- WHAT THE TASK REQUIRES
Look for the string "model" and copy every line that has it.

- INFORMATION SHOWN

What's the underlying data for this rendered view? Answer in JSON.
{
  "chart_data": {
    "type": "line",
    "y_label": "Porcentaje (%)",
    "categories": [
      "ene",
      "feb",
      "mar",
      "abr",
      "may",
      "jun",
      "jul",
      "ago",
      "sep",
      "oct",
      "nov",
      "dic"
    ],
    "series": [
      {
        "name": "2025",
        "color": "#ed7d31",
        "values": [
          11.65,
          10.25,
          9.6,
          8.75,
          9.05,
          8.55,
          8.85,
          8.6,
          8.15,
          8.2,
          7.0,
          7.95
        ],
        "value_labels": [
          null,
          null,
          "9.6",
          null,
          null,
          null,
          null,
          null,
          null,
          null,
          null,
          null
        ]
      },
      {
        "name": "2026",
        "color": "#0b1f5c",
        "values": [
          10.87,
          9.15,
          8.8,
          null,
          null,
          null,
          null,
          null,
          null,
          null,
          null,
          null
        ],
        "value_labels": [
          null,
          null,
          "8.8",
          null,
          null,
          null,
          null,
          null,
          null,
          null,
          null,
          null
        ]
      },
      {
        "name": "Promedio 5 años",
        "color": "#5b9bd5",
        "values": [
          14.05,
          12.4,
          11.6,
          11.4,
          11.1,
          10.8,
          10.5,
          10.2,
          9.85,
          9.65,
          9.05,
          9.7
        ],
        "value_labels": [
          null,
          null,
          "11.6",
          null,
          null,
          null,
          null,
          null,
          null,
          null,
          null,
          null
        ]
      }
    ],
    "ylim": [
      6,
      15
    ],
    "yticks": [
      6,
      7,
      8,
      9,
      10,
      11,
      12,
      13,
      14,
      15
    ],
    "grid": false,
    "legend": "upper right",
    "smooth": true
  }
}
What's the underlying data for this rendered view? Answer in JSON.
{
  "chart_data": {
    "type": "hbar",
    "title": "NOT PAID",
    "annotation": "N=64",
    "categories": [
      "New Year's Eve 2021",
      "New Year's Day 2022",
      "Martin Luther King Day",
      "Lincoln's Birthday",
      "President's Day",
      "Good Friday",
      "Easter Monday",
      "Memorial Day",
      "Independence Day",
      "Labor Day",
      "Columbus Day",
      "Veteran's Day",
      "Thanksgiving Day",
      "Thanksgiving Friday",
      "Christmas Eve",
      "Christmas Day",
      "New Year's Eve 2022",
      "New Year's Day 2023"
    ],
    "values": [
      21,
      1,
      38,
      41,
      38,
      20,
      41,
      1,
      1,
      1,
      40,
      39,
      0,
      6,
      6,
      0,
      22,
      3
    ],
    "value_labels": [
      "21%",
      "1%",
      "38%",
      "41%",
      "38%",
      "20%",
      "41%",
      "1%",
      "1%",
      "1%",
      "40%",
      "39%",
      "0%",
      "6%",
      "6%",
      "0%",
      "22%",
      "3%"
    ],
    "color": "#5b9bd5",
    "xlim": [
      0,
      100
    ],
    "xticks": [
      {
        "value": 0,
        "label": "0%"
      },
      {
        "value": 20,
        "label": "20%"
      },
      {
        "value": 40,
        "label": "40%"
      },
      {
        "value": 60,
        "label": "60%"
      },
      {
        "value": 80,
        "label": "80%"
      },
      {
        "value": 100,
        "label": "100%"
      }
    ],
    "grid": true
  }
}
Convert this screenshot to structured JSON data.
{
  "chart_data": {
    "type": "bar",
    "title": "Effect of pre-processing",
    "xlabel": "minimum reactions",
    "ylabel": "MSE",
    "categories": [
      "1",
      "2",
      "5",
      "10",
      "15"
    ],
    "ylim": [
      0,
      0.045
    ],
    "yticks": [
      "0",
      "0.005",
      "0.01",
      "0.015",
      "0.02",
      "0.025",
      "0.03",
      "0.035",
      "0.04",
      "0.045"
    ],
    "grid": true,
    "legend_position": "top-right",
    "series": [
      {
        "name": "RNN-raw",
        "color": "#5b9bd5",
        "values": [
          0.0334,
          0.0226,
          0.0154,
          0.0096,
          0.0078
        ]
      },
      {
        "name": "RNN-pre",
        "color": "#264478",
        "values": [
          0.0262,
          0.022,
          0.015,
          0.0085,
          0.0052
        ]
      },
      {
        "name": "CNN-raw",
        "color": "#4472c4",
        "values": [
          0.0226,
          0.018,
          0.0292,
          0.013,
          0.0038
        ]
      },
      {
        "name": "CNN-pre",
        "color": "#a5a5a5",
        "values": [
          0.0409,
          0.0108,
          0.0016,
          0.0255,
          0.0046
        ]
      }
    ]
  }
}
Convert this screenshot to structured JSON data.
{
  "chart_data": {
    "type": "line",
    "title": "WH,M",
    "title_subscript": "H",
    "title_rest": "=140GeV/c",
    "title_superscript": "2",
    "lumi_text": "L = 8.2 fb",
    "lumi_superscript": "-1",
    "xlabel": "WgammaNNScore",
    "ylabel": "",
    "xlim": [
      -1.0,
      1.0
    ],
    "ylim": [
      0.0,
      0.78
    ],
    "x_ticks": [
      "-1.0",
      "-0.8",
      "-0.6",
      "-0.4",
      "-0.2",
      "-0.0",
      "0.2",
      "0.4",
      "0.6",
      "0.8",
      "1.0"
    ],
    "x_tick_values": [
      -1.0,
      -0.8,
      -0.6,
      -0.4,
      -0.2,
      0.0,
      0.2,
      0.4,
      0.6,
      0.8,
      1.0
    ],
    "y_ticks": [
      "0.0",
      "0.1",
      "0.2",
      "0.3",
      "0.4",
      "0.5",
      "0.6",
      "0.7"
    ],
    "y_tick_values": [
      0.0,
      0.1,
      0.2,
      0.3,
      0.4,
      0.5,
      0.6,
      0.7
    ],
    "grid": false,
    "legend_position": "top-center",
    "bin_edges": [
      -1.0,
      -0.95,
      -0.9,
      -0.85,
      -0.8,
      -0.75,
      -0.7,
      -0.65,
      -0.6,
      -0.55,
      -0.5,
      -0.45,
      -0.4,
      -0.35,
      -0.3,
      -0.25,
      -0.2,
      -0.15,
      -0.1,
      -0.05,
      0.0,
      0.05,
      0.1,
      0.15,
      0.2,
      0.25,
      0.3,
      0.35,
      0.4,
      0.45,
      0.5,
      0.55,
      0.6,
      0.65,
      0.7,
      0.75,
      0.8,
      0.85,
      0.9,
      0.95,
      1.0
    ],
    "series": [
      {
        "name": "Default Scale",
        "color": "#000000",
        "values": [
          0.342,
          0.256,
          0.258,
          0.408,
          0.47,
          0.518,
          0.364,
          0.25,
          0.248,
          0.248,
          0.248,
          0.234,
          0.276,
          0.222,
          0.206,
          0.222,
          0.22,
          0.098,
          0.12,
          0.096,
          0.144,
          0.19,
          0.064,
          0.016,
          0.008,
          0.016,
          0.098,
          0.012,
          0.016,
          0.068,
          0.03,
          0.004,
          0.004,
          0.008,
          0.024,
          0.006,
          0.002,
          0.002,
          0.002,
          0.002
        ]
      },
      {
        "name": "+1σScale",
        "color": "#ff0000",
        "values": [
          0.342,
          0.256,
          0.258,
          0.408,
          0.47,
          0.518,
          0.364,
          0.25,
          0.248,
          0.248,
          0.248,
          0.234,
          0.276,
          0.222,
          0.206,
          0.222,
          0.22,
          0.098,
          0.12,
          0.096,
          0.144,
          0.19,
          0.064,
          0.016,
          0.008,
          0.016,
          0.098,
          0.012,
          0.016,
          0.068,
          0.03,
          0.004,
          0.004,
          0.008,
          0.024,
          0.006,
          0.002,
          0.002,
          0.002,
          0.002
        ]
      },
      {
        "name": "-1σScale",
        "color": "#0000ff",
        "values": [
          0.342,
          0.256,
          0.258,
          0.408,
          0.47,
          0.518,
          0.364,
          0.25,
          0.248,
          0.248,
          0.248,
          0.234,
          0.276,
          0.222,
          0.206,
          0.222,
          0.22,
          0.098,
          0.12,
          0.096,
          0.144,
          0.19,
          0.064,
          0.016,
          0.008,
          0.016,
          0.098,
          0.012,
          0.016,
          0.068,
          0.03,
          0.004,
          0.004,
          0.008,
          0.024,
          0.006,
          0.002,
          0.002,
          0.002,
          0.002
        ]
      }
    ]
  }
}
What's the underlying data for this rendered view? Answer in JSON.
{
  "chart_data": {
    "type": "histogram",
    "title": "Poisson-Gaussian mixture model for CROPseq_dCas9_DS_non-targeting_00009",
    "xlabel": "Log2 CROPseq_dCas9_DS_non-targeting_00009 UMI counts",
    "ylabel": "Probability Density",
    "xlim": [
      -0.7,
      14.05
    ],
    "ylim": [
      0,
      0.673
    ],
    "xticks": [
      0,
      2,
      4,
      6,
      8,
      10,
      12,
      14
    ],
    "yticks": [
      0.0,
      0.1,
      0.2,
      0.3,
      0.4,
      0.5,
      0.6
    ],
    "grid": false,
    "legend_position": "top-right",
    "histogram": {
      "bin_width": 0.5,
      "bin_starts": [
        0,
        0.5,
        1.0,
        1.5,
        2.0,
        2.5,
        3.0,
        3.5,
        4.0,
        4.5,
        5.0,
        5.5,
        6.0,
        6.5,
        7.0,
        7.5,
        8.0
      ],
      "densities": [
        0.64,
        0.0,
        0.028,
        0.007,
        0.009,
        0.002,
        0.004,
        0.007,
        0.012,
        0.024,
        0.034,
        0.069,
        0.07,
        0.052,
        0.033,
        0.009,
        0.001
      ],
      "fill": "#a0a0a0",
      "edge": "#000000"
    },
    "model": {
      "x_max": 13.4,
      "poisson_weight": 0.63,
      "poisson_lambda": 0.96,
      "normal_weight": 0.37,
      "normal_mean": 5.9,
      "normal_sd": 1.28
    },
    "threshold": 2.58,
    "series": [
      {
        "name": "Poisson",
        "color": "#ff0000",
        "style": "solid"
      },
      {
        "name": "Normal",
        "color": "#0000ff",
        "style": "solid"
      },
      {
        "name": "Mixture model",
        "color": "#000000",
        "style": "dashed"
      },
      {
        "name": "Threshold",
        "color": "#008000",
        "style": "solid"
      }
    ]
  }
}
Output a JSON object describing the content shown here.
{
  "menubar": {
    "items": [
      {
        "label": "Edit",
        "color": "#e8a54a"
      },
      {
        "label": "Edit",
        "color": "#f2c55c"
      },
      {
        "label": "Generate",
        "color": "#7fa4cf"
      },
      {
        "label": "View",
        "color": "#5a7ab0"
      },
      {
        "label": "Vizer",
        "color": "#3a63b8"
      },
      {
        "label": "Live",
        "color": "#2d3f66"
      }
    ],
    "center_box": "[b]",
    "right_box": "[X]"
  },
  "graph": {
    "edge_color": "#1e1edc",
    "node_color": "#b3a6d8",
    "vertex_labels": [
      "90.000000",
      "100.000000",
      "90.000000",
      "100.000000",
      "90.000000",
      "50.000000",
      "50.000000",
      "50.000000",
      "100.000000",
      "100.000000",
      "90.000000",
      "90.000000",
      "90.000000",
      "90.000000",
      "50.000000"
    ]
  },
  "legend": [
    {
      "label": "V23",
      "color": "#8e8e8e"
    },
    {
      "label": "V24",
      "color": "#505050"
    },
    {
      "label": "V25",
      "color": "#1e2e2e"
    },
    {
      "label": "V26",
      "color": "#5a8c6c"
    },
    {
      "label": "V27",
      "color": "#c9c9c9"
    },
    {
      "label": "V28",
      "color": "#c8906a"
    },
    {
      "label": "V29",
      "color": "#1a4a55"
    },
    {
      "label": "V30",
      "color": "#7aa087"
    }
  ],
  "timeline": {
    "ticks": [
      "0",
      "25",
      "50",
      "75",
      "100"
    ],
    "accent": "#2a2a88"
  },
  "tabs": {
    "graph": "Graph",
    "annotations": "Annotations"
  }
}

- CORRECT RESULT
    "title": "Poisson-Gaussian mixture model for CROPseq_dCas9_DS_non-targeting_00009",
    "model": {
        "name": "Mixture model",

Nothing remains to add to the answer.